- [Problem details]:
Reproduce all of the listing below without alteration.

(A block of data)
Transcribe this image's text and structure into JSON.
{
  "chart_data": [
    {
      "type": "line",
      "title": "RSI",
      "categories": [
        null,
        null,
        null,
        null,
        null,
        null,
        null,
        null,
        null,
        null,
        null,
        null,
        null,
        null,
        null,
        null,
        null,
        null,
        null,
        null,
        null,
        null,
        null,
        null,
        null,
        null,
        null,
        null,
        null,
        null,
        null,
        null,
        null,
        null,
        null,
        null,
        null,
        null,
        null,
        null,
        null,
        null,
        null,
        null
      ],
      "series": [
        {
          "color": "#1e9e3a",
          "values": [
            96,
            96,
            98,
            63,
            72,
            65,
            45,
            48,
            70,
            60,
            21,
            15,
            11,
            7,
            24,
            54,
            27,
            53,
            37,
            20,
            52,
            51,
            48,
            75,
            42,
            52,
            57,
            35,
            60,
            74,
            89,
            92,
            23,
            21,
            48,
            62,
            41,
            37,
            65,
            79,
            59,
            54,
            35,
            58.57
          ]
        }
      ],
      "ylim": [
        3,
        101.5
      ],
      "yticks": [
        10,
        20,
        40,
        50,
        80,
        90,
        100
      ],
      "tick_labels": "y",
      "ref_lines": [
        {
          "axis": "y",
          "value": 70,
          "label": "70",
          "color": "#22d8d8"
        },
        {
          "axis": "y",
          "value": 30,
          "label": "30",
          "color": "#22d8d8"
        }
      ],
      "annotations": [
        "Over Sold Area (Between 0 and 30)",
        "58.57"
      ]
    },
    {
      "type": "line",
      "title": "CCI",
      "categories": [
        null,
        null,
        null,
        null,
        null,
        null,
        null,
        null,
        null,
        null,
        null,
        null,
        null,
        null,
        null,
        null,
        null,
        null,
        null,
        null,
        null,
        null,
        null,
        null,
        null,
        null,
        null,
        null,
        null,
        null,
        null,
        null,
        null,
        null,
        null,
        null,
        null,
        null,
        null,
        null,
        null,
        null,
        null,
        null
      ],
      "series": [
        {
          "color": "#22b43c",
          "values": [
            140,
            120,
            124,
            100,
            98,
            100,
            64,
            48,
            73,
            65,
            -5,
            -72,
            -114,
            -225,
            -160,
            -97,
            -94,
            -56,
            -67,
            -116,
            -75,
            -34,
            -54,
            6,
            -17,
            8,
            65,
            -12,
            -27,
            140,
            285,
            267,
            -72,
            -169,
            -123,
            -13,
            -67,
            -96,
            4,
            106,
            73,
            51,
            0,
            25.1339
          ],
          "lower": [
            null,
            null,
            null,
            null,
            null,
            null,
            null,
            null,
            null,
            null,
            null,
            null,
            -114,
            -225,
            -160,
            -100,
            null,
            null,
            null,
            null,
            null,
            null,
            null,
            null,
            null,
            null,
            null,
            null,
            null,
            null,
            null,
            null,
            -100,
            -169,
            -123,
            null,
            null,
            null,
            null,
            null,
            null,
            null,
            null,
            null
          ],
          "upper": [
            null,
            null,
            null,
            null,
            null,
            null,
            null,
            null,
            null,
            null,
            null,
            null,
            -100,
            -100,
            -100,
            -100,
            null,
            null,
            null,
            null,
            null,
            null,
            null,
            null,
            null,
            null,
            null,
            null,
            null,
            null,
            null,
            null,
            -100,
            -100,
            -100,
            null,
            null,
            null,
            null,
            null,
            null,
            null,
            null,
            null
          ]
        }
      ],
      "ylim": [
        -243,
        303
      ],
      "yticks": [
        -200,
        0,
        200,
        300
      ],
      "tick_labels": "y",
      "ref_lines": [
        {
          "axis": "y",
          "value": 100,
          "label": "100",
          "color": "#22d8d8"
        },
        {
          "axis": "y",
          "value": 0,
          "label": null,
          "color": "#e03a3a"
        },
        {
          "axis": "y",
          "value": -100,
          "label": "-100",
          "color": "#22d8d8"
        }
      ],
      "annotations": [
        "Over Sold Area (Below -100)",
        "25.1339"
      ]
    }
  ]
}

- [Reply]:
Transcribe this image's text and structure into JSON.
{
  "chart_data": [
    {
      "type": "line",
      "title": "RSI",
      "categories": [
        null,
        null,
        null,
        null,
        null,
        null,
        null,
        null,
        null,
        null,
        null,
        null,
        null,
        null,
        null,
        null,
        null,
        null,
        null,
        null,
        null,
        null,
        null,
        null,
        null,
        null,
        null,
        null,
        null,
        null,
        null,
        null,
        null,
        null,
        null,
        null,
        null,
        null,
        null,
        null,
        null,
        null,
        null,
        null
      ],
      "series": [
        {
          "color": "#1e9e3a",
          "values": [
            96,
            96,
            98,
            63,
            72,
            65,
            45,
            48,
            70,
            60,
            21,
            15,
            11,
            7,
            24,
            54,
            27,
            53,
            37,
            20,
            52,
            51,
            48,
            75,
            42,
            52,
            57,
            35,
            60,
            74,
            89,
            92,
            23,
            21,
            48,
            62,
            41,
            37,
            65,
            79,
            59,
            54,
            35,
            58.57
          ]
        }
      ],
      "ylim": [
        3,
        101.5
      ],
      "yticks": [
        10,
        20,
        40,
        50,
        80,
        90,
        100
      ],
      "tick_labels": "y",
      "ref_lines": [
        {
          "axis": "y",
          "value": 70,
          "label": "70",
          "color": "#22d8d8"
        },
        {
          "axis": "y",
          "value": 30,
          "label": "30",
          "color": "#22d8d8"
        }
      ],
      "annotations": [
        "Over Sold Area (Between 0 and 30)",
        "58.57"
      ]
    },
    {
      "type": "line",
      "title": "CCI",
      "categories": [
        null,
        null,
        null,
        null,
        null,
        null,
        null,
        null,
        null,
        null,
        null,
        null,
        null,
        null,
        null,
        null,
        null,
        null,
        null,
        null,
        null,
        null,
        null,
        null,
        null,
        null,
        null,
        null,
        null,
        null,
        null,
        null,
        null,
        null,
        null,
        null,
        null,
        null,
        null,
        null,
        null,
        null,
        null,
        null
      ],
      "series": [
        {
          "color": "#22b43c",
          "values": [
            140,
            120,
            124,
            100,
            98,
            100,
            64,
            48,
            73,
            65,
            -5,
            -72,
            -114,
            -225,
            -160,
            -97,
            -94,
            -56,
            -67,
            -116,
            -75,
            -34,
            -54,
            6,
            -17,
            8,
            65,
            -12,
            -27,
            140,
            285,
            267,
            -72,
            -169,
            -123,
            -13,
            -67,
            -96,
            4,
            106,
            73,
            51,
            0,
            25.1339
          ],
          "lower": [
            null,
            null,
            null,
            null,
            null,
            null,
            null,
            null,
            null,
            null,
            null,
            null,
            -114,
            -225,
            -160,
            -100,
            null,
            null,
            null,
            null,
            null,
            null,
            null,
            null,
            null,
            null,
            null,
            null,
            null,
            null,
            null,
            null,
            -100,
            -169,
            -123,
            null,
            null,
            null,
            null,
            null,
            null,
            null,
            null,
            null
          ],
          "upper": [
            null,
            null,
            null,
            null,
            null,
            null,
            null,
            null,
            null,
            null,
            null,
            null,
            -100,
            -100,
            -100,
            -100,
            null,
            null,
            null,
            null,
            null,
            null,
            null,
            null,
            null,
            null,
            null,
            null,
            null,
            null,
            null,
            null,
            -100,
            -100,
            -100,
            null,
            null,
            null,
            null,
            null,
            null,
            null,
            null,
            null
          ]
        }
      ],
      "ylim": [
        -243,
        303
      ],
      "yticks": [
        -200,
        0,
        200,
        300
      ],
      "tick_labels": "y",
      "ref_lines": [
        {
          "axis": "y",
          "value": 100,
          "label": "100",
          "color": "#22d8d8"
        },
        {
          "axis": "y",
          "value": 0,
          "label": null,
          "color": "#e03a3a"
        },
        {
          "axis": "y",
          "value": -100,
          "label": "-100",
          "color": "#22d8d8"
        }
      ],
      "annotations": [
        "Over Sold Area (Below -100)",
        "25.1339"
      ]
    }
  ]
}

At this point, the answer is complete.